* What is required *
Can you reproduce the data below, replacing every "hour-tick" with "hour-mark" and leaving everything else unchanged?

┄┄┄┄┄┄┄┄┄┄

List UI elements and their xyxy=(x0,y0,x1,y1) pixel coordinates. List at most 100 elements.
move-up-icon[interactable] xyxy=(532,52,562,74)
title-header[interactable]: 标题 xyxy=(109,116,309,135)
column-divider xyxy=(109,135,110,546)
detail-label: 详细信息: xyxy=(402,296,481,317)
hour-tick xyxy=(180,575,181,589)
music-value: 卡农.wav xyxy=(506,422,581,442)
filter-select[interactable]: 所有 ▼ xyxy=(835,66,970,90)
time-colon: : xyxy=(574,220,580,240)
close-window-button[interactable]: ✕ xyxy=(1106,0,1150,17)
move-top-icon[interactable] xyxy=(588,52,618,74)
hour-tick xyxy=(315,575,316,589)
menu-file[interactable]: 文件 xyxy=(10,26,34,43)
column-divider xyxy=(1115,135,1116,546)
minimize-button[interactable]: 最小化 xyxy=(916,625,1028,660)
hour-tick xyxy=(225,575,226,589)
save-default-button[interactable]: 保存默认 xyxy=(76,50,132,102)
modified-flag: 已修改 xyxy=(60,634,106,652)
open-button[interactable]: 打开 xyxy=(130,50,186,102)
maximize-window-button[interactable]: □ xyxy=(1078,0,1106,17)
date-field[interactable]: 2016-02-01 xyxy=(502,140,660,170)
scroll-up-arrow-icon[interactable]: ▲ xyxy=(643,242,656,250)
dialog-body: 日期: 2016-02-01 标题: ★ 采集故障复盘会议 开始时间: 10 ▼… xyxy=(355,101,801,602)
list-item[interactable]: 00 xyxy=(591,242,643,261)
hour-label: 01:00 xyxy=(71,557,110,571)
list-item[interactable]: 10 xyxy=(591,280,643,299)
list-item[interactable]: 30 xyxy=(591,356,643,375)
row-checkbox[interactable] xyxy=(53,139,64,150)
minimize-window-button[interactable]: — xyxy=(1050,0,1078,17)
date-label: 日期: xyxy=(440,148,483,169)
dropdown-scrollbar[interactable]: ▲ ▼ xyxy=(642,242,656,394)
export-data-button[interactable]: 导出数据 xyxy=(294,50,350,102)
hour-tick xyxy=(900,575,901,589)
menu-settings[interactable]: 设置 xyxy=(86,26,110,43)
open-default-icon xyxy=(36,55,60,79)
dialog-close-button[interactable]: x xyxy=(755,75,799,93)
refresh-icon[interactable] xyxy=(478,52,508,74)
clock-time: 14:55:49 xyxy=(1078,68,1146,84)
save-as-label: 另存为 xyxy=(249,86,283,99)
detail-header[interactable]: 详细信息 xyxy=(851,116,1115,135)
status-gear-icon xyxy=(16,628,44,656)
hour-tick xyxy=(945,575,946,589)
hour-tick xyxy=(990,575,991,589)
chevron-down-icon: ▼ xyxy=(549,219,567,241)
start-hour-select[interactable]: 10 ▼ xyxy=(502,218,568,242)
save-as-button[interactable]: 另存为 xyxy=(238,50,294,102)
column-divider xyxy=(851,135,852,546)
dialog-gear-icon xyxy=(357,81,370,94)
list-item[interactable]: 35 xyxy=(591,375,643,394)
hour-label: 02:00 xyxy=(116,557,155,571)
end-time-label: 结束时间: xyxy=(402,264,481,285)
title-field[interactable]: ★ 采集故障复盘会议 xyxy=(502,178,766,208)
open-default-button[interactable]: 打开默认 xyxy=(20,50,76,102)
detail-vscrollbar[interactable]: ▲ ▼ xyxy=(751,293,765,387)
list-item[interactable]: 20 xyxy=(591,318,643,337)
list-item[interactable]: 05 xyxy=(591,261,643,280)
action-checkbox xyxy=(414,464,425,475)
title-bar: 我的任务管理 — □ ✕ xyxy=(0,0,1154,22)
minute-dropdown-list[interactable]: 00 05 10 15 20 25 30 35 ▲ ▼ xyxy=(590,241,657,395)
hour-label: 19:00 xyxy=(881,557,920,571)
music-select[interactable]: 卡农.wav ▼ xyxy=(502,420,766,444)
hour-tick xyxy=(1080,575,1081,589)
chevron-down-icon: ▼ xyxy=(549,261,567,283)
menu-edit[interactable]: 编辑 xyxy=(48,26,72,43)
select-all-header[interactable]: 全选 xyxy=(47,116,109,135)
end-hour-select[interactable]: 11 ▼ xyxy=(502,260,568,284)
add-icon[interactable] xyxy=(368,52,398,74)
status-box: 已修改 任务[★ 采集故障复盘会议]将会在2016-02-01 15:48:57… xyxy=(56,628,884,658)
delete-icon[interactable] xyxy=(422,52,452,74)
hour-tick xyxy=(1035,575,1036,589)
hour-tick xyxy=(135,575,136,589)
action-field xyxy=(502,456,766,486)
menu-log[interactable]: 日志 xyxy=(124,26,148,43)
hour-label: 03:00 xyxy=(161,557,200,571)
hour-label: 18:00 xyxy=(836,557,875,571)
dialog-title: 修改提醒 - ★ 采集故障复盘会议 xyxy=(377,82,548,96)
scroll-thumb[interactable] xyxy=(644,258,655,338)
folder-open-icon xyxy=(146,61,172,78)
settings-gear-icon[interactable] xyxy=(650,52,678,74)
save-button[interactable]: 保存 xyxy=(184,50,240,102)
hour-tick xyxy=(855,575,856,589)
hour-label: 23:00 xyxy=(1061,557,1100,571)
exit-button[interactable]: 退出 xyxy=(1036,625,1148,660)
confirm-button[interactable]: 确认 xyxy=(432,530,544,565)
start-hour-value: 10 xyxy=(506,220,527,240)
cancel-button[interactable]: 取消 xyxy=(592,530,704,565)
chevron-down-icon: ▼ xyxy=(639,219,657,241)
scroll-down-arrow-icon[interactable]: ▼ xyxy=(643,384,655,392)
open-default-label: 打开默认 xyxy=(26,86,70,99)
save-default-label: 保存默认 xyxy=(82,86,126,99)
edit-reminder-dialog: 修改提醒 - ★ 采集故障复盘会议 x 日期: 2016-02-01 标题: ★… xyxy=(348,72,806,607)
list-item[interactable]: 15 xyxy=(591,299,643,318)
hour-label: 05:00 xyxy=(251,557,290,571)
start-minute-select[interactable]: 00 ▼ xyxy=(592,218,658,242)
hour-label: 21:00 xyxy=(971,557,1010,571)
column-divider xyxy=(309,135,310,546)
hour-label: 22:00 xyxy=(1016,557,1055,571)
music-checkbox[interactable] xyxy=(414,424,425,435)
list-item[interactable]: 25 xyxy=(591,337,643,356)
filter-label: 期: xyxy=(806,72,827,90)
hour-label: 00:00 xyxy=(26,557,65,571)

┄┄┄┄┄┄┄┄┄┄

* Worked answer *
List UI elements and their xyxy=(x0,y0,x1,y1) pixel coordinates. List at most 100 elements.
move-up-icon[interactable] xyxy=(532,52,562,74)
title-header[interactable]: 标题 xyxy=(109,116,309,135)
column-divider xyxy=(109,135,110,546)
detail-label: 详细信息: xyxy=(402,296,481,317)
hour-mark xyxy=(180,575,181,589)
music-value: 卡农.wav xyxy=(506,422,581,442)
filter-select[interactable]: 所有 ▼ xyxy=(835,66,970,90)
time-colon: : xyxy=(574,220,580,240)
close-window-button[interactable]: ✕ xyxy=(1106,0,1150,17)
move-top-icon[interactable] xyxy=(588,52,618,74)
hour-mark xyxy=(315,575,316,589)
menu-file[interactable]: 文件 xyxy=(10,26,34,43)
column-divider xyxy=(1115,135,1116,546)
minimize-button[interactable]: 最小化 xyxy=(916,625,1028,660)
hour-mark xyxy=(225,575,226,589)
save-default-button[interactable]: 保存默认 xyxy=(76,50,132,102)
modified-flag: 已修改 xyxy=(60,634,106,652)
open-button[interactable]: 打开 xyxy=(130,50,186,102)
maximize-window-button[interactable]: □ xyxy=(1078,0,1106,17)
date-field[interactable]: 2016-02-01 xyxy=(502,140,660,170)
scroll-up-arrow-icon[interactable]: ▲ xyxy=(643,242,656,250)
dialog-body: 日期: 2016-02-01 标题: ★ 采集故障复盘会议 开始时间: 10 ▼… xyxy=(355,101,801,602)
list-item[interactable]: 00 xyxy=(591,242,643,261)
hour-label: 01:00 xyxy=(71,557,110,571)
list-item[interactable]: 10 xyxy=(591,280,643,299)
list-item[interactable]: 30 xyxy=(591,356,643,375)
row-checkbox[interactable] xyxy=(53,139,64,150)
minimize-window-button[interactable]: — xyxy=(1050,0,1078,17)
date-label: 日期: xyxy=(440,148,483,169)
dropdown-scrollbar[interactable]: ▲ ▼ xyxy=(642,242,656,394)
export-data-button[interactable]: 导出数据 xyxy=(294,50,350,102)
hour-mark xyxy=(900,575,901,589)
menu-settings[interactable]: 设置 xyxy=(86,26,110,43)
open-default-icon xyxy=(36,55,60,79)
dialog-close-button[interactable]: x xyxy=(755,75,799,93)
refresh-icon[interactable] xyxy=(478,52,508,74)
clock-time: 14:55:49 xyxy=(1078,68,1146,84)
save-as-label: 另存为 xyxy=(249,86,283,99)
detail-header[interactable]: 详细信息 xyxy=(851,116,1115,135)
status-gear-icon xyxy=(16,628,44,656)
hour-mark xyxy=(945,575,946,589)
hour-mark xyxy=(990,575,991,589)
chevron-down-icon: ▼ xyxy=(549,219,567,241)
start-hour-select[interactable]: 10 ▼ xyxy=(502,218,568,242)
save-as-button[interactable]: 另存为 xyxy=(238,50,294,102)
column-divider xyxy=(851,135,852,546)
dialog-gear-icon xyxy=(357,81,370,94)
list-item[interactable]: 35 xyxy=(591,375,643,394)
hour-label: 02:00 xyxy=(116,557,155,571)
end-time-label: 结束时间: xyxy=(402,264,481,285)
title-field[interactable]: ★ 采集故障复盘会议 xyxy=(502,178,766,208)
open-default-button[interactable]: 打开默认 xyxy=(20,50,76,102)
detail-vscrollbar[interactable]: ▲ ▼ xyxy=(751,293,765,387)
list-item[interactable]: 20 xyxy=(591,318,643,337)
list-item[interactable]: 05 xyxy=(591,261,643,280)
action-checkbox xyxy=(414,464,425,475)
title-bar: 我的任务管理 — □ ✕ xyxy=(0,0,1154,22)
minute-dropdown-list[interactable]: 00 05 10 15 20 25 30 35 ▲ ▼ xyxy=(590,241,657,395)
hour-label: 19:00 xyxy=(881,557,920,571)
music-select[interactable]: 卡农.wav ▼ xyxy=(502,420,766,444)
hour-mark xyxy=(1080,575,1081,589)
chevron-down-icon: ▼ xyxy=(549,261,567,283)
menu-edit[interactable]: 编辑 xyxy=(48,26,72,43)
select-all-header[interactable]: 全选 xyxy=(47,116,109,135)
end-hour-select[interactable]: 11 ▼ xyxy=(502,260,568,284)
add-icon[interactable] xyxy=(368,52,398,74)
status-box: 已修改 任务[★ 采集故障复盘会议]将会在2016-02-01 15:48:57… xyxy=(56,628,884,658)
delete-icon[interactable] xyxy=(422,52,452,74)
hour-mark xyxy=(1035,575,1036,589)
hour-mark xyxy=(135,575,136,589)
action-field xyxy=(502,456,766,486)
menu-log[interactable]: 日志 xyxy=(124,26,148,43)
hour-label: 03:00 xyxy=(161,557,200,571)
hour-label: 18:00 xyxy=(836,557,875,571)
dialog-title: 修改提醒 - ★ 采集故障复盘会议 xyxy=(377,82,548,96)
scroll-thumb[interactable] xyxy=(644,258,655,338)
folder-open-icon xyxy=(146,61,172,78)
settings-gear-icon[interactable] xyxy=(650,52,678,74)
save-button[interactable]: 保存 xyxy=(184,50,240,102)
hour-mark xyxy=(855,575,856,589)
hour-label: 23:00 xyxy=(1061,557,1100,571)
exit-button[interactable]: 退出 xyxy=(1036,625,1148,660)
confirm-button[interactable]: 确认 xyxy=(432,530,544,565)
start-hour-value: 10 xyxy=(506,220,527,240)
cancel-button[interactable]: 取消 xyxy=(592,530,704,565)
chevron-down-icon: ▼ xyxy=(639,219,657,241)
scroll-down-arrow-icon[interactable]: ▼ xyxy=(643,384,655,392)
open-default-label: 打开默认 xyxy=(26,86,70,99)
save-default-label: 保存默认 xyxy=(82,86,126,99)
edit-reminder-dialog: 修改提醒 - ★ 采集故障复盘会议 x 日期: 2016-02-01 标题: ★… xyxy=(348,72,806,607)
list-item[interactable]: 15 xyxy=(591,299,643,318)
hour-label: 05:00 xyxy=(251,557,290,571)
start-minute-select[interactable]: 00 ▼ xyxy=(592,218,658,242)
hour-label: 21:00 xyxy=(971,557,1010,571)
column-divider xyxy=(309,135,310,546)
hour-label: 22:00 xyxy=(1016,557,1055,571)
music-checkbox[interactable] xyxy=(414,424,425,435)
list-item[interactable]: 25 xyxy=(591,337,643,356)
filter-label: 期: xyxy=(806,72,827,90)
hour-label: 00:00 xyxy=(26,557,65,571)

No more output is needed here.